__Exercise directions__:
Everything in the listing except the pictures should be written out exactly.

Items from a data source
>>

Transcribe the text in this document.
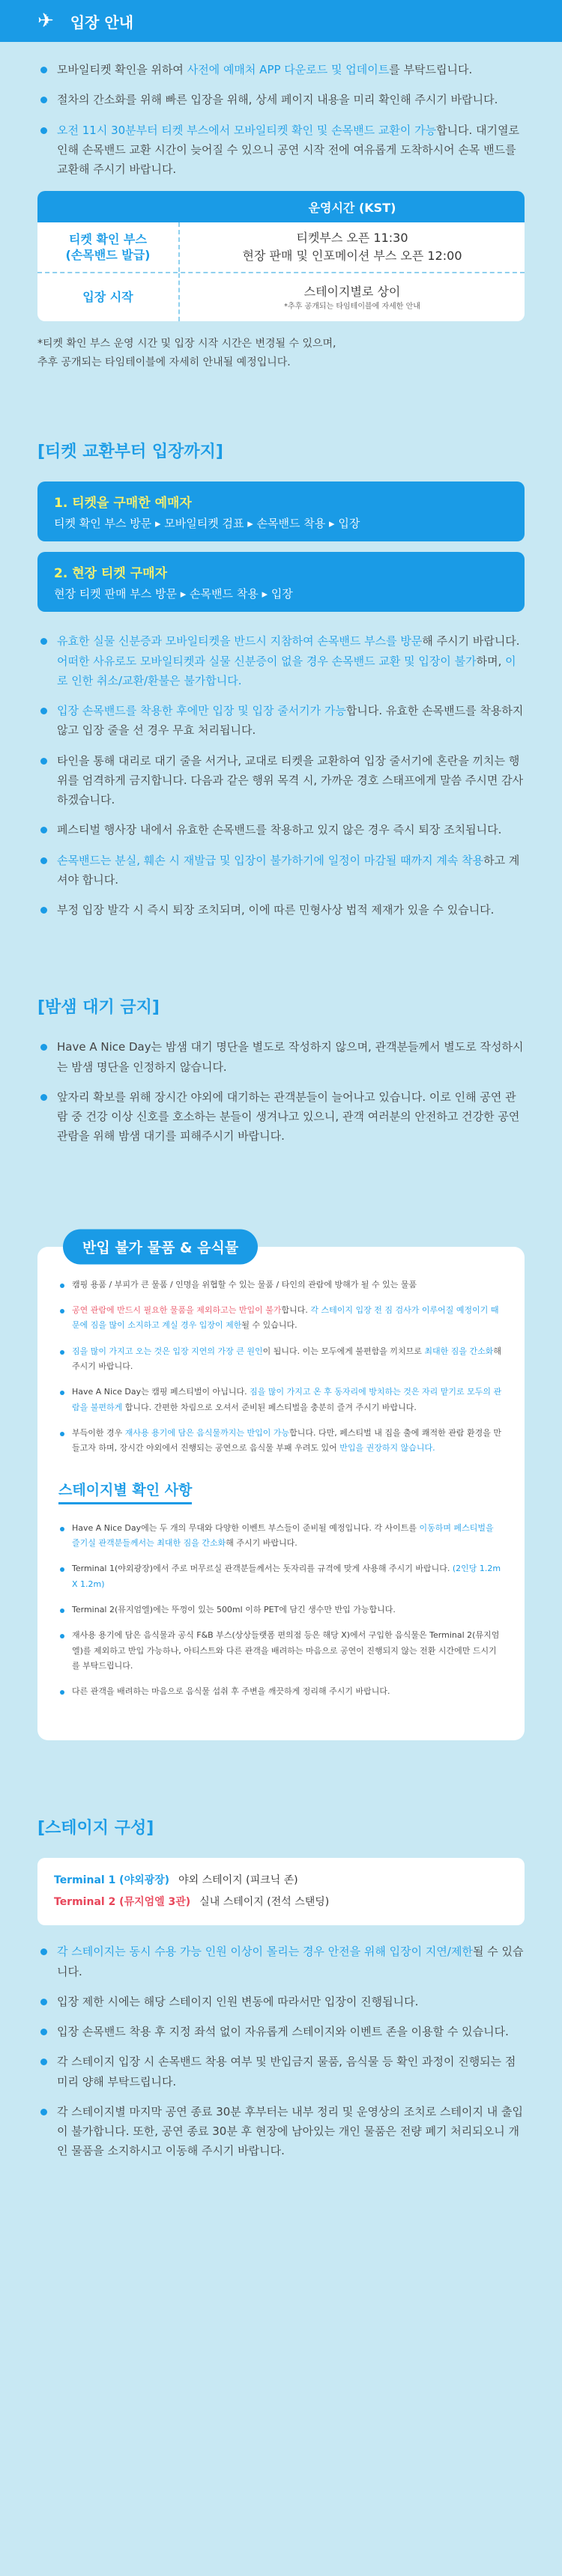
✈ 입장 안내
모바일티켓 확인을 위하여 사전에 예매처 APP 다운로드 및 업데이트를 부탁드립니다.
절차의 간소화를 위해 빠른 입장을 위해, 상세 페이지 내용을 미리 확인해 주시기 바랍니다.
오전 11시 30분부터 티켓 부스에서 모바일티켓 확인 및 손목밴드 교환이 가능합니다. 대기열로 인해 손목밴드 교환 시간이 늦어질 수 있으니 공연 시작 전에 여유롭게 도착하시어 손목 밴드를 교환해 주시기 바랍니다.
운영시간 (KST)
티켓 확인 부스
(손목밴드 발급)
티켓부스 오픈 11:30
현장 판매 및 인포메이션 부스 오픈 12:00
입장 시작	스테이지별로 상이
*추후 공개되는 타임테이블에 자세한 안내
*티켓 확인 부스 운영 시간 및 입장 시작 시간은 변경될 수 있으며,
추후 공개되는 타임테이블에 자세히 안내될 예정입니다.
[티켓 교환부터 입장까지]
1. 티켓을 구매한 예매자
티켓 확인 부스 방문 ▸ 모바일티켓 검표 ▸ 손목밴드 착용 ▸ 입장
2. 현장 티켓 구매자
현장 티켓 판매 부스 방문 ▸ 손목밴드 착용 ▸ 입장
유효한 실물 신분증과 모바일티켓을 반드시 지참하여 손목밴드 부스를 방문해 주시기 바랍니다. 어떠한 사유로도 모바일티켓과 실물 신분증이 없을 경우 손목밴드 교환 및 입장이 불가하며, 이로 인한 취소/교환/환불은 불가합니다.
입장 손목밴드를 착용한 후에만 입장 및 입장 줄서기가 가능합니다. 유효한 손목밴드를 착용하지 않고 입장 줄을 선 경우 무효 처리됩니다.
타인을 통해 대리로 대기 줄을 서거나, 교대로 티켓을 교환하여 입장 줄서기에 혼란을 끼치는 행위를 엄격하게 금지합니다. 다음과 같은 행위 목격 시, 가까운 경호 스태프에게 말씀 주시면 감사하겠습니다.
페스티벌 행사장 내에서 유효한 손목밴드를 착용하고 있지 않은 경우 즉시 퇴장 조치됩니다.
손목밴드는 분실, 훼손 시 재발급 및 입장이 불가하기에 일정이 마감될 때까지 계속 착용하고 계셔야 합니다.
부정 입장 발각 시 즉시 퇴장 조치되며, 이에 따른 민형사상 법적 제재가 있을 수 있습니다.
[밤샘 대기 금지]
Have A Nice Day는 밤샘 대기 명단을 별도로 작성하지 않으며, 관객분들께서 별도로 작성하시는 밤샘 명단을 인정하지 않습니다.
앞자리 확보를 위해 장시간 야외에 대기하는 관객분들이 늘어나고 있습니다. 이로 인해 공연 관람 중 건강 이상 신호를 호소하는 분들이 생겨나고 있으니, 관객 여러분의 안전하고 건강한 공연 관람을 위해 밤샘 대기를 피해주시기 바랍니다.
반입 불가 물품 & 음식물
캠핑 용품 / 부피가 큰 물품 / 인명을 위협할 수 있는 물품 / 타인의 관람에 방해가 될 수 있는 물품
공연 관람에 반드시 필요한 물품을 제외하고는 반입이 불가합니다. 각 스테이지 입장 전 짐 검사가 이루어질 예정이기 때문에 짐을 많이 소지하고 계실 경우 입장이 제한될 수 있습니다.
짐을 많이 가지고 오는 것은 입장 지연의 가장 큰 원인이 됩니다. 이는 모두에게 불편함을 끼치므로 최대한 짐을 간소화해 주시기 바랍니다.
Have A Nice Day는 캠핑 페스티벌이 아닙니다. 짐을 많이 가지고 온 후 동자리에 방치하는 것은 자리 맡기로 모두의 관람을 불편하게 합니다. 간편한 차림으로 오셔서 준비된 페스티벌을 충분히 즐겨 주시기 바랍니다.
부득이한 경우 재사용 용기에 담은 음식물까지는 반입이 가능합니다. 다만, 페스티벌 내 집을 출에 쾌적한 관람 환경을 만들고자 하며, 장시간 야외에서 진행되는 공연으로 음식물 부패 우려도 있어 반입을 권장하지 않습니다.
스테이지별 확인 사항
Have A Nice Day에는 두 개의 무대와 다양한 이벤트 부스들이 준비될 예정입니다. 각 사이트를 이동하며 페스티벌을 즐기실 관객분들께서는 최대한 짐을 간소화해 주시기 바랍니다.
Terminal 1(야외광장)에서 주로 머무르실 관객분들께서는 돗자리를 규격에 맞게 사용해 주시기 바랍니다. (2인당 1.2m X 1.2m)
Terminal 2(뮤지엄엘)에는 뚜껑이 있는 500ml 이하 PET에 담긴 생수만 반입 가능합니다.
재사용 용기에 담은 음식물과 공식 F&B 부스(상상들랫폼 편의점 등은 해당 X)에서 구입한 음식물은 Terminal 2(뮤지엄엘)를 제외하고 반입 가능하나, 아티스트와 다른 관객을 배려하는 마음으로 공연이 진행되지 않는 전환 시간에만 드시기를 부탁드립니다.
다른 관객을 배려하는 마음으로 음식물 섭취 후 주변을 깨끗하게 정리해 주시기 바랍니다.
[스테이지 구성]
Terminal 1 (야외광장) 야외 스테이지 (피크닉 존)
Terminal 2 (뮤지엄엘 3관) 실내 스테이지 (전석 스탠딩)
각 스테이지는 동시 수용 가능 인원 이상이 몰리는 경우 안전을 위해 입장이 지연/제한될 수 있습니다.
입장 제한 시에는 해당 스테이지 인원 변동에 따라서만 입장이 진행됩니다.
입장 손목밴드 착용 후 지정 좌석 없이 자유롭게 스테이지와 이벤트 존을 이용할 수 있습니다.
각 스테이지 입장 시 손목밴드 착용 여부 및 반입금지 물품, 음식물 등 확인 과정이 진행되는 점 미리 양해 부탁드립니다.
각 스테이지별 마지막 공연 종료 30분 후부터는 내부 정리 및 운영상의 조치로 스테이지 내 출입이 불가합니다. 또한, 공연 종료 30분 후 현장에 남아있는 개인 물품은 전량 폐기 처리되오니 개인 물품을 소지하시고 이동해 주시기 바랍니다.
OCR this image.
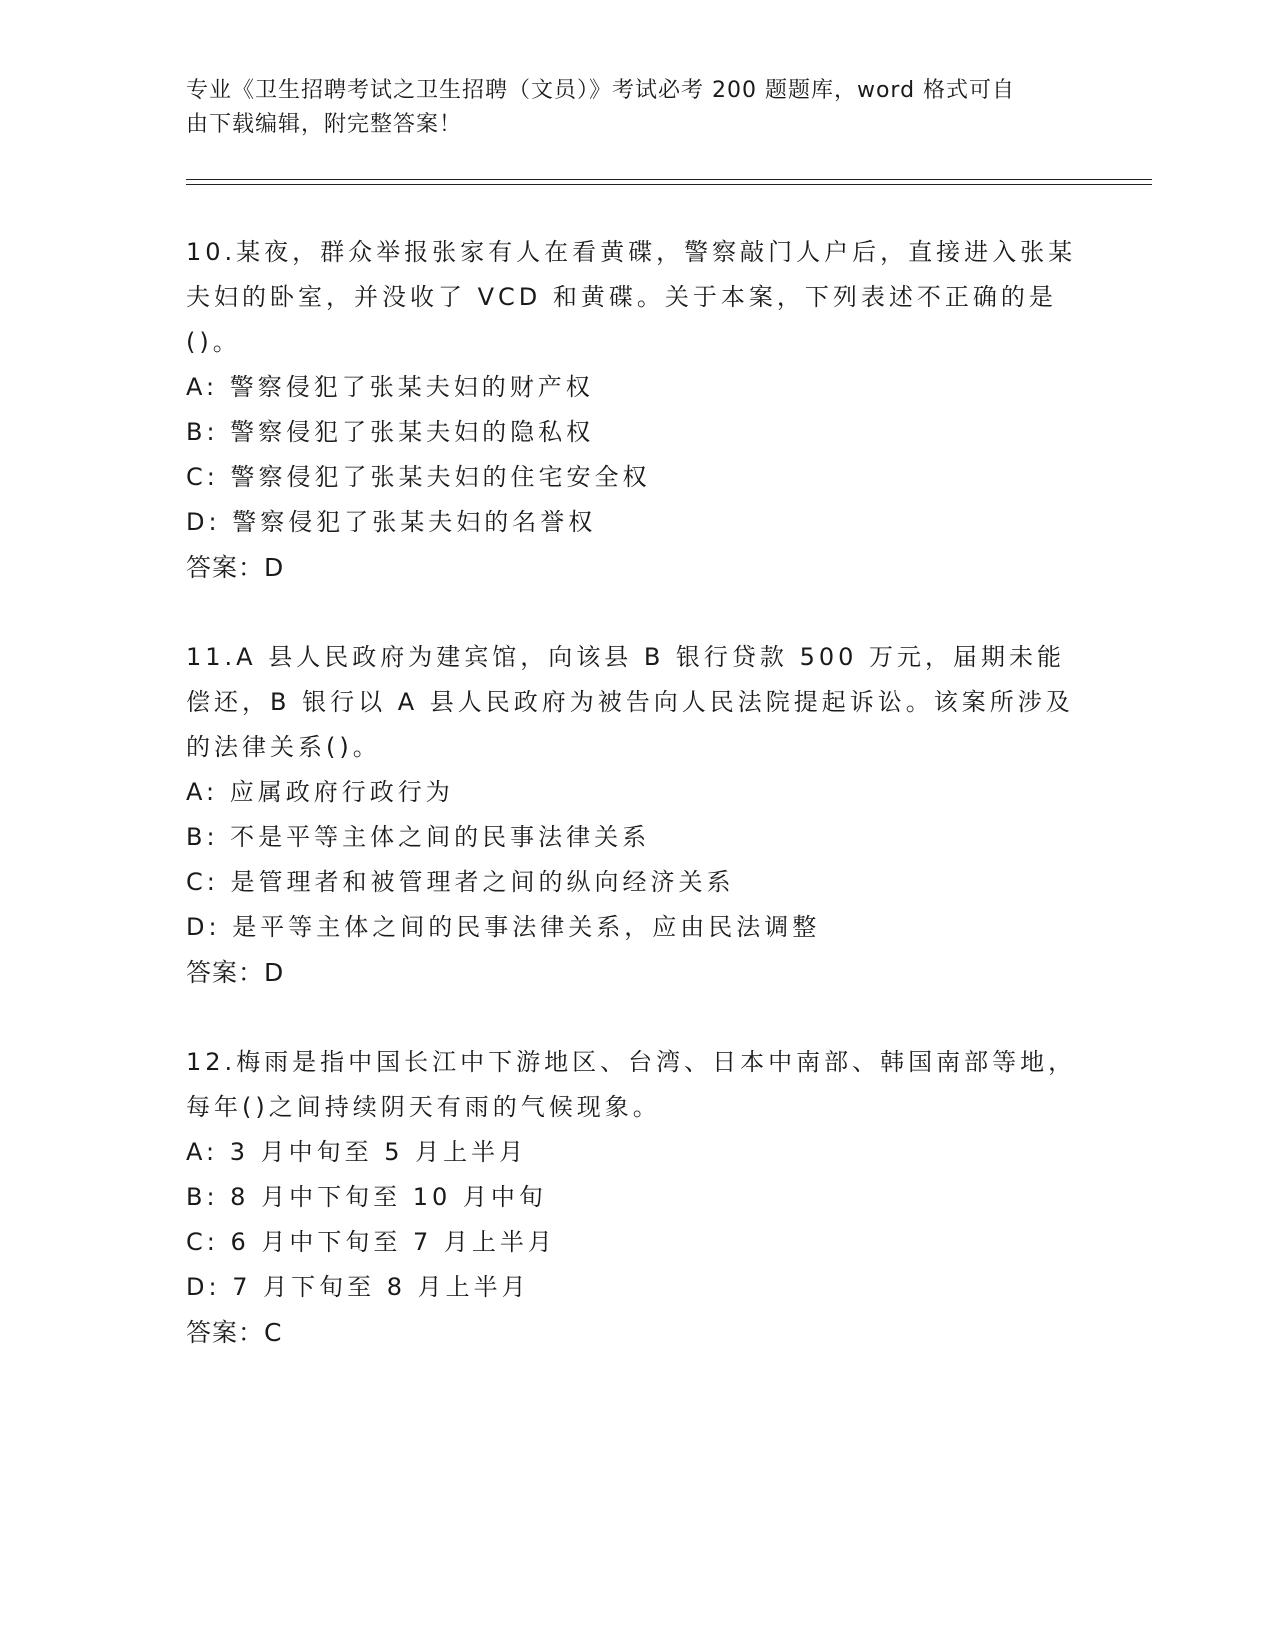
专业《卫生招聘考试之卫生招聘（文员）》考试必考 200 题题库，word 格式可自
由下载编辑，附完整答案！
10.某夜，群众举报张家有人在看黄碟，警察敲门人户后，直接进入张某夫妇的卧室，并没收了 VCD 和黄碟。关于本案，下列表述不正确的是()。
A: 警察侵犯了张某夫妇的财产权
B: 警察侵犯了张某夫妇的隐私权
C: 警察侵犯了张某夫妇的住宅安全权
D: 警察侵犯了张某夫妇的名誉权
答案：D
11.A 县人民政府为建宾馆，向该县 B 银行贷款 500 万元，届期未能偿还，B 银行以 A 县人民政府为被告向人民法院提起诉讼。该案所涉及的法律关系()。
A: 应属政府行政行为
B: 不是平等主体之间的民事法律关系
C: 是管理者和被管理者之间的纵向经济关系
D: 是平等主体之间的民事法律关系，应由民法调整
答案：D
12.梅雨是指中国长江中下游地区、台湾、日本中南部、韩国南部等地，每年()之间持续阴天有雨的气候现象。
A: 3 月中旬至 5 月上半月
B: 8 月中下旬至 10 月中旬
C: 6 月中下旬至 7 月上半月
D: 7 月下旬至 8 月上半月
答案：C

<<

__Task answer__:
Transcribe the text in this document.
✈ 입장 안내
모바일티켓 확인을 위하여 사전에 예매처 APP 다운로드 및 업데이트를 부탁드립니다.
절차의 간소화를 위해 빠른 입장을 위해, 상세 페이지 내용을 미리 확인해 주시기 바랍니다.
오전 11시 30분부터 티켓 부스에서 모바일티켓 확인 및 손목밴드 교환이 가능합니다. 대기열로 인해 손목밴드 교환 시간이 늦어질 수 있으니 공연 시작 전에 여유롭게 도착하시어 손목 밴드를 교환해 주시기 바랍니다.
운영시간 (KST)
티켓 확인 부스
(손목밴드 발급)
티켓부스 오픈 11:30
현장 판매 및 인포메이션 부스 오픈 12:00
입장 시작	스테이지별로 상이
*추후 공개되는 타임테이블에 자세한 안내
*티켓 확인 부스 운영 시간 및 입장 시작 시간은 변경될 수 있으며,
추후 공개되는 타임테이블에 자세히 안내될 예정입니다.
[티켓 교환부터 입장까지]
1. 티켓을 구매한 예매자
티켓 확인 부스 방문 ▸ 모바일티켓 검표 ▸ 손목밴드 착용 ▸ 입장
2. 현장 티켓 구매자
현장 티켓 판매 부스 방문 ▸ 손목밴드 착용 ▸ 입장
유효한 실물 신분증과 모바일티켓을 반드시 지참하여 손목밴드 부스를 방문해 주시기 바랍니다. 어떠한 사유로도 모바일티켓과 실물 신분증이 없을 경우 손목밴드 교환 및 입장이 불가하며, 이로 인한 취소/교환/환불은 불가합니다.
입장 손목밴드를 착용한 후에만 입장 및 입장 줄서기가 가능합니다. 유효한 손목밴드를 착용하지 않고 입장 줄을 선 경우 무효 처리됩니다.
타인을 통해 대리로 대기 줄을 서거나, 교대로 티켓을 교환하여 입장 줄서기에 혼란을 끼치는 행위를 엄격하게 금지합니다. 다음과 같은 행위 목격 시, 가까운 경호 스태프에게 말씀 주시면 감사하겠습니다.
페스티벌 행사장 내에서 유효한 손목밴드를 착용하고 있지 않은 경우 즉시 퇴장 조치됩니다.
손목밴드는 분실, 훼손 시 재발급 및 입장이 불가하기에 일정이 마감될 때까지 계속 착용하고 계셔야 합니다.
부정 입장 발각 시 즉시 퇴장 조치되며, 이에 따른 민형사상 법적 제재가 있을 수 있습니다.
[밤샘 대기 금지]
Have A Nice Day는 밤샘 대기 명단을 별도로 작성하지 않으며, 관객분들께서 별도로 작성하시는 밤샘 명단을 인정하지 않습니다.
앞자리 확보를 위해 장시간 야외에 대기하는 관객분들이 늘어나고 있습니다. 이로 인해 공연 관람 중 건강 이상 신호를 호소하는 분들이 생겨나고 있으니, 관객 여러분의 안전하고 건강한 공연 관람을 위해 밤샘 대기를 피해주시기 바랍니다.
반입 불가 물품 & 음식물
캠핑 용품 / 부피가 큰 물품 / 인명을 위협할 수 있는 물품 / 타인의 관람에 방해가 될 수 있는 물품
공연 관람에 반드시 필요한 물품을 제외하고는 반입이 불가합니다. 각 스테이지 입장 전 짐 검사가 이루어질 예정이기 때문에 짐을 많이 소지하고 계실 경우 입장이 제한될 수 있습니다.
짐을 많이 가지고 오는 것은 입장 지연의 가장 큰 원인이 됩니다. 이는 모두에게 불편함을 끼치므로 최대한 짐을 간소화해 주시기 바랍니다.
Have A Nice Day는 캠핑 페스티벌이 아닙니다. 짐을 많이 가지고 온 후 동자리에 방치하는 것은 자리 맡기로 모두의 관람을 불편하게 합니다. 간편한 차림으로 오셔서 준비된 페스티벌을 충분히 즐겨 주시기 바랍니다.
부득이한 경우 재사용 용기에 담은 음식물까지는 반입이 가능합니다. 다만, 페스티벌 내 집을 출에 쾌적한 관람 환경을 만들고자 하며, 장시간 야외에서 진행되는 공연으로 음식물 부패 우려도 있어 반입을 권장하지 않습니다.
스테이지별 확인 사항
Have A Nice Day에는 두 개의 무대와 다양한 이벤트 부스들이 준비될 예정입니다. 각 사이트를 이동하며 페스티벌을 즐기실 관객분들께서는 최대한 짐을 간소화해 주시기 바랍니다.
Terminal 1(야외광장)에서 주로 머무르실 관객분들께서는 돗자리를 규격에 맞게 사용해 주시기 바랍니다. (2인당 1.2m X 1.2m)
Terminal 2(뮤지엄엘)에는 뚜껑이 있는 500ml 이하 PET에 담긴 생수만 반입 가능합니다.
재사용 용기에 담은 음식물과 공식 F&B 부스(상상들랫폼 편의점 등은 해당 X)에서 구입한 음식물은 Terminal 2(뮤지엄엘)를 제외하고 반입 가능하나, 아티스트와 다른 관객을 배려하는 마음으로 공연이 진행되지 않는 전환 시간에만 드시기를 부탁드립니다.
다른 관객을 배려하는 마음으로 음식물 섭취 후 주변을 깨끗하게 정리해 주시기 바랍니다.
[스테이지 구성]
Terminal 1 (야외광장) 야외 스테이지 (피크닉 존)
Terminal 2 (뮤지엄엘 3관) 실내 스테이지 (전석 스탠딩)
각 스테이지는 동시 수용 가능 인원 이상이 몰리는 경우 안전을 위해 입장이 지연/제한될 수 있습니다.
입장 제한 시에는 해당 스테이지 인원 변동에 따라서만 입장이 진행됩니다.
입장 손목밴드 착용 후 지정 좌석 없이 자유롭게 스테이지와 이벤트 존을 이용할 수 있습니다.
각 스테이지 입장 시 손목밴드 착용 여부 및 반입금지 물품, 음식물 등 확인 과정이 진행되는 점 미리 양해 부탁드립니다.
각 스테이지별 마지막 공연 종료 30분 후부터는 내부 정리 및 운영상의 조치로 스테이지 내 출입이 불가합니다. 또한, 공연 종료 30분 후 현장에 남아있는 개인 물품은 전량 폐기 처리되오니 개인 물품을 소지하시고 이동해 주시기 바랍니다.
OCR this image.
专业《卫生招聘考试之卫生招聘（文员）》考试必考 200 题题库，word 格式可自
由下载编辑，附完整答案！
10.某夜，群众举报张家有人在看黄碟，警察敲门人户后，直接进入张某夫妇的卧室，并没收了 VCD 和黄碟。关于本案，下列表述不正确的是()。
A: 警察侵犯了张某夫妇的财产权
B: 警察侵犯了张某夫妇的隐私权
C: 警察侵犯了张某夫妇的住宅安全权
D: 警察侵犯了张某夫妇的名誉权
答案：D
11.A 县人民政府为建宾馆，向该县 B 银行贷款 500 万元，届期未能偿还，B 银行以 A 县人民政府为被告向人民法院提起诉讼。该案所涉及的法律关系()。
A: 应属政府行政行为
B: 不是平等主体之间的民事法律关系
C: 是管理者和被管理者之间的纵向经济关系
D: 是平等主体之间的民事法律关系，应由民法调整
答案：D
12.梅雨是指中国长江中下游地区、台湾、日本中南部、韩国南部等地，每年()之间持续阴天有雨的气候现象。
A: 3 月中旬至 5 月上半月
B: 8 月中下旬至 10 月中旬
C: 6 月中下旬至 7 月上半月
D: 7 月下旬至 8 月上半月
答案：C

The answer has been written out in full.